Select, from the material below, each line with "ylow" in it.

******************************

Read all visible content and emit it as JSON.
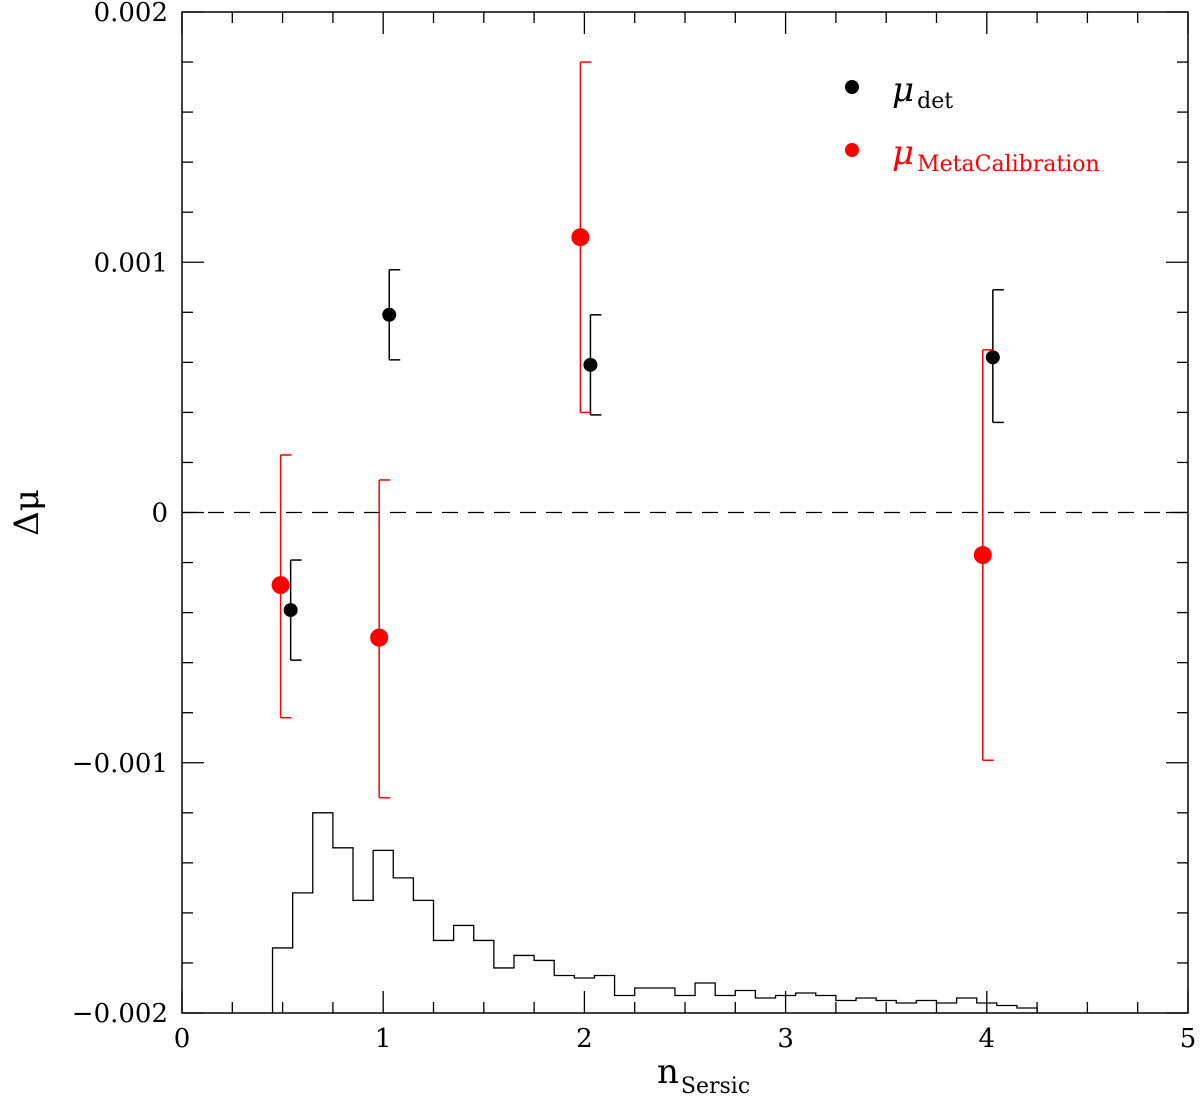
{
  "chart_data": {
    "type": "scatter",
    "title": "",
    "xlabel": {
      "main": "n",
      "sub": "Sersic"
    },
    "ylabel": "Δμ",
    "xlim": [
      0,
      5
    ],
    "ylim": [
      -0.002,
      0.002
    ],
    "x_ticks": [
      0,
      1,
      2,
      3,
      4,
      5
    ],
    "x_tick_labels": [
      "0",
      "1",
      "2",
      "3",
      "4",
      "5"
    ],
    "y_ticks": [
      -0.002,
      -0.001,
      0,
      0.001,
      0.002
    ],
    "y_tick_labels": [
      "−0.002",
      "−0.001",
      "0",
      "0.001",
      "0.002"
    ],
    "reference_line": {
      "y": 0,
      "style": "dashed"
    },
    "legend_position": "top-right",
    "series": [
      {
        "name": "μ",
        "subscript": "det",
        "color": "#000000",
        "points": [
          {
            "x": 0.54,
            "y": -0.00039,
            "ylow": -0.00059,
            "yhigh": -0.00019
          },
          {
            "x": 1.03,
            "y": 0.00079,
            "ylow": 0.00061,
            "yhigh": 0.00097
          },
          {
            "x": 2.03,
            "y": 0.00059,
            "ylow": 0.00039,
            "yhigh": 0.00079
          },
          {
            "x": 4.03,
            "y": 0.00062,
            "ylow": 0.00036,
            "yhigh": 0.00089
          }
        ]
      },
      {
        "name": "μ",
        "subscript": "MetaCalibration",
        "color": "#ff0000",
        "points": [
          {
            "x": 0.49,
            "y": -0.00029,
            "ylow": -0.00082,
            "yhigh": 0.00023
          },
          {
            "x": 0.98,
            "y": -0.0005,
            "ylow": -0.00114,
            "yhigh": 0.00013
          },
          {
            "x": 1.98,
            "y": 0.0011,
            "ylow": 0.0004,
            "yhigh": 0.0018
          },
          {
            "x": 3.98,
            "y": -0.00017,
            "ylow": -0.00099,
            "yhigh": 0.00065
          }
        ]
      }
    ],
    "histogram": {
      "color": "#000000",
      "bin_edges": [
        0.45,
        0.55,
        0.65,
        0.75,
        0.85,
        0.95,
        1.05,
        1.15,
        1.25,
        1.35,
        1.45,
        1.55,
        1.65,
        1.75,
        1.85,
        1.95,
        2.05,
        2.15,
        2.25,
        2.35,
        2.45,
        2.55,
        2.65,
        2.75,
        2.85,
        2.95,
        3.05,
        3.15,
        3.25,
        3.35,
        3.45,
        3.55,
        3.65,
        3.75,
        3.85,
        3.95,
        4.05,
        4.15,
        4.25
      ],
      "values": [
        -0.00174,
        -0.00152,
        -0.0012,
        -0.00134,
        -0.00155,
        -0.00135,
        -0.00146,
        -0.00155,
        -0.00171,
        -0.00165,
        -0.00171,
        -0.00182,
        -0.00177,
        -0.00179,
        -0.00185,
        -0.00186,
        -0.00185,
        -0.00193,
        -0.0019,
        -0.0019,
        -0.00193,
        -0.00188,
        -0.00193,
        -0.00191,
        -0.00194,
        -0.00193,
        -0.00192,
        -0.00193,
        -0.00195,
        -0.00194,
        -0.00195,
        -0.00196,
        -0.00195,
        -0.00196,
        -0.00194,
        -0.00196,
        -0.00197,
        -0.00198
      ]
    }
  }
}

******************************

Full answer —
            "ylow": -0.00059,
            "ylow": 0.00061,
            "ylow": 0.00039,
            "ylow": 0.00036,
            "ylow": -0.00082,
            "ylow": -0.00114,
            "ylow": 0.0004,
            "ylow": -0.00099,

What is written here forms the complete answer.